_Task requirements_
Check each line below for the word "source", and copy those that have it.

_Materials provided_
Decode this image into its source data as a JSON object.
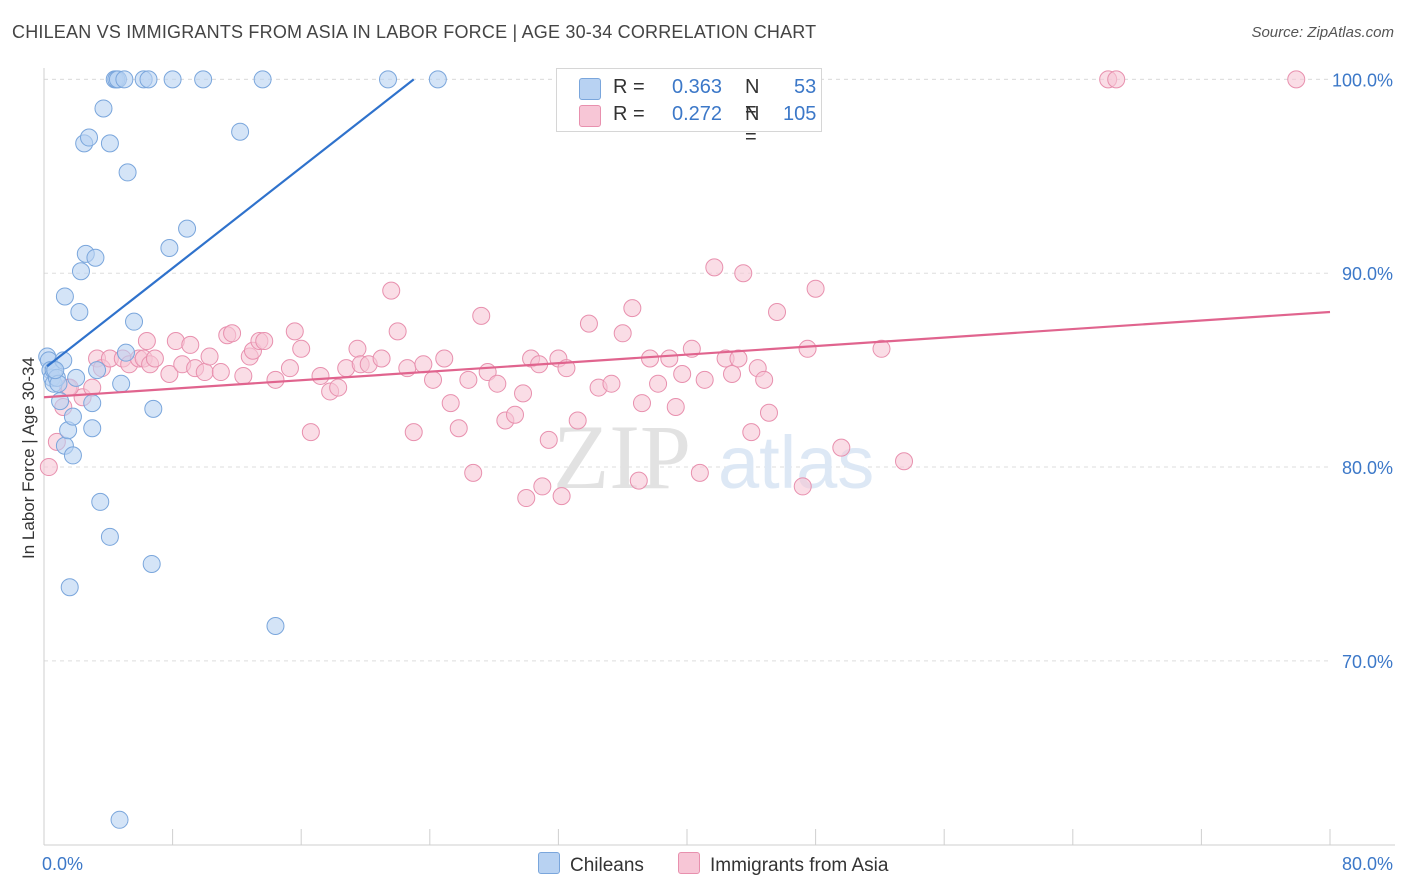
{
  "header": {
    "title": "CHILEAN VS IMMIGRANTS FROM ASIA IN LABOR FORCE | AGE 30-34 CORRELATION CHART",
    "source": "Source: ZipAtlas.com"
  },
  "watermark": {
    "zip": "ZIP",
    "atlas": "atlas"
  },
  "legend": {
    "r_label": "R =",
    "n_label": "N =",
    "series": [
      {
        "name": "Chileans",
        "r": "0.363",
        "n": "53"
      },
      {
        "name": "Immigrants from Asia",
        "r": "0.272",
        "n": "105"
      }
    ]
  },
  "colors": {
    "blue_fill": "#b8d2f2",
    "blue_stroke": "#7aa6dc",
    "blue_line": "#2f72cc",
    "pink_fill": "#f7c6d6",
    "pink_stroke": "#e890ae",
    "pink_line": "#e0648e",
    "tick_text": "#3c78c8",
    "grid": "#dedede"
  },
  "chart_data": {
    "type": "scatter",
    "title": "CHILEAN VS IMMIGRANTS FROM ASIA IN LABOR FORCE | AGE 30-34 CORRELATION CHART",
    "xlabel": "",
    "ylabel": "In Labor Force | Age 30-34",
    "xlim": [
      0,
      80
    ],
    "ylim": [
      60.5,
      101
    ],
    "x_tick_labels": [
      {
        "value": 0,
        "label": "0.0%"
      },
      {
        "value": 80,
        "label": "80.0%"
      }
    ],
    "y_tick_labels": [
      {
        "value": 100,
        "label": "100.0%"
      },
      {
        "value": 90,
        "label": "90.0%"
      },
      {
        "value": 80,
        "label": "80.0%"
      },
      {
        "value": 70,
        "label": "70.0%"
      }
    ],
    "grid": true,
    "legend_position": "top-center",
    "series": [
      {
        "name": "Chileans",
        "color": "#b8d2f2",
        "trend": {
          "x": [
            0.2,
            23
          ],
          "y": [
            85.2,
            100
          ]
        },
        "points": [
          [
            0.2,
            85.7
          ],
          [
            0.3,
            85.5
          ],
          [
            0.4,
            85.0
          ],
          [
            0.5,
            84.6
          ],
          [
            0.6,
            84.3
          ],
          [
            0.6,
            85.0
          ],
          [
            0.8,
            84.6
          ],
          [
            0.9,
            84.3
          ],
          [
            1.0,
            83.4
          ],
          [
            1.2,
            85.5
          ],
          [
            1.3,
            88.8
          ],
          [
            1.3,
            81.1
          ],
          [
            1.5,
            81.9
          ],
          [
            1.6,
            73.8
          ],
          [
            1.8,
            80.6
          ],
          [
            1.8,
            82.6
          ],
          [
            2.0,
            84.6
          ],
          [
            2.2,
            88.0
          ],
          [
            2.3,
            90.1
          ],
          [
            2.5,
            96.7
          ],
          [
            2.6,
            91.0
          ],
          [
            2.8,
            97.0
          ],
          [
            3.0,
            83.3
          ],
          [
            3.0,
            82.0
          ],
          [
            3.2,
            90.8
          ],
          [
            3.3,
            85.0
          ],
          [
            3.5,
            78.2
          ],
          [
            3.7,
            98.5
          ],
          [
            4.1,
            96.7
          ],
          [
            4.1,
            76.4
          ],
          [
            4.4,
            100.0
          ],
          [
            4.5,
            100.0
          ],
          [
            4.6,
            100.0
          ],
          [
            4.8,
            84.3
          ],
          [
            5.0,
            100.0
          ],
          [
            5.1,
            85.9
          ],
          [
            5.2,
            95.2
          ],
          [
            5.6,
            87.5
          ],
          [
            6.2,
            100.0
          ],
          [
            6.5,
            100.0
          ],
          [
            6.7,
            75.0
          ],
          [
            6.8,
            83.0
          ],
          [
            7.8,
            91.3
          ],
          [
            8.0,
            100.0
          ],
          [
            8.9,
            92.3
          ],
          [
            9.9,
            100.0
          ],
          [
            12.2,
            97.3
          ],
          [
            13.6,
            100.0
          ],
          [
            14.4,
            71.8
          ],
          [
            21.4,
            100.0
          ],
          [
            24.5,
            100.0
          ],
          [
            4.7,
            61.8
          ],
          [
            0.7,
            85.0
          ]
        ]
      },
      {
        "name": "Immigrants from Asia",
        "color": "#f7c6d6",
        "trend": {
          "x": [
            0,
            80
          ],
          "y": [
            83.6,
            88.0
          ]
        },
        "points": [
          [
            0.3,
            80.0
          ],
          [
            0.8,
            81.3
          ],
          [
            1.2,
            83.1
          ],
          [
            1.5,
            84.1
          ],
          [
            2.4,
            83.6
          ],
          [
            3.0,
            84.1
          ],
          [
            3.3,
            85.6
          ],
          [
            3.6,
            85.1
          ],
          [
            4.1,
            85.6
          ],
          [
            4.9,
            85.6
          ],
          [
            5.3,
            85.3
          ],
          [
            5.9,
            85.6
          ],
          [
            6.2,
            85.6
          ],
          [
            6.4,
            86.5
          ],
          [
            6.6,
            85.3
          ],
          [
            6.9,
            85.6
          ],
          [
            7.8,
            84.8
          ],
          [
            8.2,
            86.5
          ],
          [
            8.6,
            85.3
          ],
          [
            9.1,
            86.3
          ],
          [
            9.4,
            85.1
          ],
          [
            10.0,
            84.9
          ],
          [
            10.3,
            85.7
          ],
          [
            11.0,
            84.9
          ],
          [
            11.4,
            86.8
          ],
          [
            11.7,
            86.9
          ],
          [
            12.4,
            84.7
          ],
          [
            12.8,
            85.7
          ],
          [
            13.0,
            86.0
          ],
          [
            13.4,
            86.5
          ],
          [
            13.7,
            86.5
          ],
          [
            14.4,
            84.5
          ],
          [
            15.3,
            85.1
          ],
          [
            15.6,
            87.0
          ],
          [
            16.0,
            86.1
          ],
          [
            16.6,
            81.8
          ],
          [
            17.2,
            84.7
          ],
          [
            17.8,
            83.9
          ],
          [
            18.3,
            84.1
          ],
          [
            18.8,
            85.1
          ],
          [
            19.5,
            86.1
          ],
          [
            19.7,
            85.3
          ],
          [
            20.2,
            85.3
          ],
          [
            21.0,
            85.6
          ],
          [
            21.6,
            89.1
          ],
          [
            22.0,
            87.0
          ],
          [
            22.6,
            85.1
          ],
          [
            23.0,
            81.8
          ],
          [
            23.6,
            85.3
          ],
          [
            24.2,
            84.5
          ],
          [
            24.9,
            85.6
          ],
          [
            25.3,
            83.3
          ],
          [
            25.8,
            82.0
          ],
          [
            26.4,
            84.5
          ],
          [
            27.2,
            87.8
          ],
          [
            27.6,
            84.9
          ],
          [
            28.2,
            84.3
          ],
          [
            28.7,
            82.4
          ],
          [
            29.3,
            82.7
          ],
          [
            29.8,
            83.8
          ],
          [
            30.3,
            85.6
          ],
          [
            30.8,
            85.3
          ],
          [
            31.4,
            81.4
          ],
          [
            32.0,
            85.6
          ],
          [
            32.5,
            85.1
          ],
          [
            33.2,
            82.4
          ],
          [
            33.9,
            87.4
          ],
          [
            34.5,
            84.1
          ],
          [
            35.3,
            84.3
          ],
          [
            36.0,
            86.9
          ],
          [
            36.6,
            88.2
          ],
          [
            37.2,
            83.3
          ],
          [
            37.7,
            85.6
          ],
          [
            38.2,
            84.3
          ],
          [
            38.9,
            85.6
          ],
          [
            39.3,
            83.1
          ],
          [
            39.7,
            84.8
          ],
          [
            40.3,
            86.1
          ],
          [
            41.1,
            84.5
          ],
          [
            41.7,
            90.3
          ],
          [
            42.4,
            85.6
          ],
          [
            42.8,
            84.8
          ],
          [
            43.2,
            85.6
          ],
          [
            43.5,
            90.0
          ],
          [
            44.0,
            81.8
          ],
          [
            44.4,
            85.1
          ],
          [
            44.8,
            84.5
          ],
          [
            45.1,
            82.8
          ],
          [
            45.6,
            88.0
          ],
          [
            47.2,
            79.0
          ],
          [
            47.5,
            86.1
          ],
          [
            48.0,
            89.2
          ],
          [
            49.6,
            81.0
          ],
          [
            52.1,
            86.1
          ],
          [
            53.5,
            80.3
          ],
          [
            66.2,
            100.0
          ],
          [
            66.7,
            100.0
          ],
          [
            77.9,
            100.0
          ],
          [
            31.0,
            79.0
          ],
          [
            32.2,
            78.5
          ],
          [
            37.0,
            79.3
          ],
          [
            40.8,
            79.7
          ],
          [
            26.7,
            79.7
          ],
          [
            30.0,
            78.4
          ],
          [
            1.6,
            84.1
          ]
        ]
      }
    ]
  }
}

_Right answer_
Decode this image into its source data as a JSON object.
    "source": "Source: ZipAtlas.com"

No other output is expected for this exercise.